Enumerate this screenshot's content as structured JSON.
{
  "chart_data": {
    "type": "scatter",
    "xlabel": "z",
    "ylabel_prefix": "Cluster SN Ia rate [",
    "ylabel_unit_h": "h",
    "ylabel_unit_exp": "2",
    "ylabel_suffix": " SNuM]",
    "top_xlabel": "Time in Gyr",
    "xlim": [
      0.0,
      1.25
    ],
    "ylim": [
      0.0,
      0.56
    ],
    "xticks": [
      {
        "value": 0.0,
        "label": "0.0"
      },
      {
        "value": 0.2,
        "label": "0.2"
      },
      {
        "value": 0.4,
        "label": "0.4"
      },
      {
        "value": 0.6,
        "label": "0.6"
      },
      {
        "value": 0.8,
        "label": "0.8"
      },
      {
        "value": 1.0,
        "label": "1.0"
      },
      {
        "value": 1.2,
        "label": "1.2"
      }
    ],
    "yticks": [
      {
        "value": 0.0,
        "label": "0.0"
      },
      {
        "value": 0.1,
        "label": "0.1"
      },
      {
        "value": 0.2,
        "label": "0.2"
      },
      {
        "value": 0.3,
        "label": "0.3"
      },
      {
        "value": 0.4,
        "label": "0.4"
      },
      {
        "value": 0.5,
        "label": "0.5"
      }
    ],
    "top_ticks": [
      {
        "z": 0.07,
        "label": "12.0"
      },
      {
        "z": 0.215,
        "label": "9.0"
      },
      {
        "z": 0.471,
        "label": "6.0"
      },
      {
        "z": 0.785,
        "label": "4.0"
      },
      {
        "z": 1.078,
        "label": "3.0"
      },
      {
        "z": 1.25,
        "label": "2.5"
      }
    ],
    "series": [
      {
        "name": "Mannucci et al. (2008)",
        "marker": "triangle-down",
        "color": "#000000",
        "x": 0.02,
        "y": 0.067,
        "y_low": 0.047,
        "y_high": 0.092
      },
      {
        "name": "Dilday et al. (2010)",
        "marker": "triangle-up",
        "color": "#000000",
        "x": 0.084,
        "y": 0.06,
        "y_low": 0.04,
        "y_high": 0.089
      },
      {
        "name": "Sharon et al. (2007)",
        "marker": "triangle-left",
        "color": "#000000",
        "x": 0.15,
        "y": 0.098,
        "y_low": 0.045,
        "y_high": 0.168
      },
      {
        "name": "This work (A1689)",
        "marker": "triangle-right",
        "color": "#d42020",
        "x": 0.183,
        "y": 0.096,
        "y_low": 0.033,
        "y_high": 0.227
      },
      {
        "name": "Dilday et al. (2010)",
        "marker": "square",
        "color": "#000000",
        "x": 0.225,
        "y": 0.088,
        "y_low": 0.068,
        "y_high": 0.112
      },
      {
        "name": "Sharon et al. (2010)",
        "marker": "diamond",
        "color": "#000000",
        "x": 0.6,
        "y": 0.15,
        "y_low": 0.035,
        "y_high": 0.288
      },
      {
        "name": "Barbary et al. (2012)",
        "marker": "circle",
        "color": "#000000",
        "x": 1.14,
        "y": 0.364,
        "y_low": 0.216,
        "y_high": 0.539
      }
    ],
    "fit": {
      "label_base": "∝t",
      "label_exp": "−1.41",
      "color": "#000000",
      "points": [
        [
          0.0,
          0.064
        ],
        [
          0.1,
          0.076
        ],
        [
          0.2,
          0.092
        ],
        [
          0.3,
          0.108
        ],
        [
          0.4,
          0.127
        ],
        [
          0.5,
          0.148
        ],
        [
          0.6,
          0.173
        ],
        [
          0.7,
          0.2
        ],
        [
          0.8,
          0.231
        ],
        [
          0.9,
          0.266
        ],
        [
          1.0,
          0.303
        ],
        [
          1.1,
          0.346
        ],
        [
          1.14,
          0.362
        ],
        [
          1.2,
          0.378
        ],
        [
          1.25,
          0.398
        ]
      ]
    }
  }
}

---+---

--- Your goal ---
Give all the entries again exactly; leave none out.

--- Solution for this exercise ---
Enumerate this screenshot's content as structured JSON.
{
  "chart_data": {
    "type": "scatter",
    "xlabel": "z",
    "ylabel_prefix": "Cluster SN Ia rate [",
    "ylabel_unit_h": "h",
    "ylabel_unit_exp": "2",
    "ylabel_suffix": " SNuM]",
    "top_xlabel": "Time in Gyr",
    "xlim": [
      0.0,
      1.25
    ],
    "ylim": [
      0.0,
      0.56
    ],
    "xticks": [
      {
        "value": 0.0,
        "label": "0.0"
      },
      {
        "value": 0.2,
        "label": "0.2"
      },
      {
        "value": 0.4,
        "label": "0.4"
      },
      {
        "value": 0.6,
        "label": "0.6"
      },
      {
        "value": 0.8,
        "label": "0.8"
      },
      {
        "value": 1.0,
        "label": "1.0"
      },
      {
        "value": 1.2,
        "label": "1.2"
      }
    ],
    "yticks": [
      {
        "value": 0.0,
        "label": "0.0"
      },
      {
        "value": 0.1,
        "label": "0.1"
      },
      {
        "value": 0.2,
        "label": "0.2"
      },
      {
        "value": 0.3,
        "label": "0.3"
      },
      {
        "value": 0.4,
        "label": "0.4"
      },
      {
        "value": 0.5,
        "label": "0.5"
      }
    ],
    "top_ticks": [
      {
        "z": 0.07,
        "label": "12.0"
      },
      {
        "z": 0.215,
        "label": "9.0"
      },
      {
        "z": 0.471,
        "label": "6.0"
      },
      {
        "z": 0.785,
        "label": "4.0"
      },
      {
        "z": 1.078,
        "label": "3.0"
      },
      {
        "z": 1.25,
        "label": "2.5"
      }
    ],
    "series": [
      {
        "name": "Mannucci et al. (2008)",
        "marker": "triangle-down",
        "color": "#000000",
        "x": 0.02,
        "y": 0.067,
        "y_low": 0.047,
        "y_high": 0.092
      },
      {
        "name": "Dilday et al. (2010)",
        "marker": "triangle-up",
        "color": "#000000",
        "x": 0.084,
        "y": 0.06,
        "y_low": 0.04,
        "y_high": 0.089
      },
      {
        "name": "Sharon et al. (2007)",
        "marker": "triangle-left",
        "color": "#000000",
        "x": 0.15,
        "y": 0.098,
        "y_low": 0.045,
        "y_high": 0.168
      },
      {
        "name": "This work (A1689)",
        "marker": "triangle-right",
        "color": "#d42020",
        "x": 0.183,
        "y": 0.096,
        "y_low": 0.033,
        "y_high": 0.227
      },
      {
        "name": "Dilday et al. (2010)",
        "marker": "square",
        "color": "#000000",
        "x": 0.225,
        "y": 0.088,
        "y_low": 0.068,
        "y_high": 0.112
      },
      {
        "name": "Sharon et al. (2010)",
        "marker": "diamond",
        "color": "#000000",
        "x": 0.6,
        "y": 0.15,
        "y_low": 0.035,
        "y_high": 0.288
      },
      {
        "name": "Barbary et al. (2012)",
        "marker": "circle",
        "color": "#000000",
        "x": 1.14,
        "y": 0.364,
        "y_low": 0.216,
        "y_high": 0.539
      }
    ],
    "fit": {
      "label_base": "∝t",
      "label_exp": "−1.41",
      "color": "#000000",
      "points": [
        [
          0.0,
          0.064
        ],
        [
          0.1,
          0.076
        ],
        [
          0.2,
          0.092
        ],
        [
          0.3,
          0.108
        ],
        [
          0.4,
          0.127
        ],
        [
          0.5,
          0.148
        ],
        [
          0.6,
          0.173
        ],
        [
          0.7,
          0.2
        ],
        [
          0.8,
          0.231
        ],
        [
          0.9,
          0.266
        ],
        [
          1.0,
          0.303
        ],
        [
          1.1,
          0.346
        ],
        [
          1.14,
          0.362
        ],
        [
          1.2,
          0.378
        ],
        [
          1.25,
          0.398
        ]
      ]
    }
  }
}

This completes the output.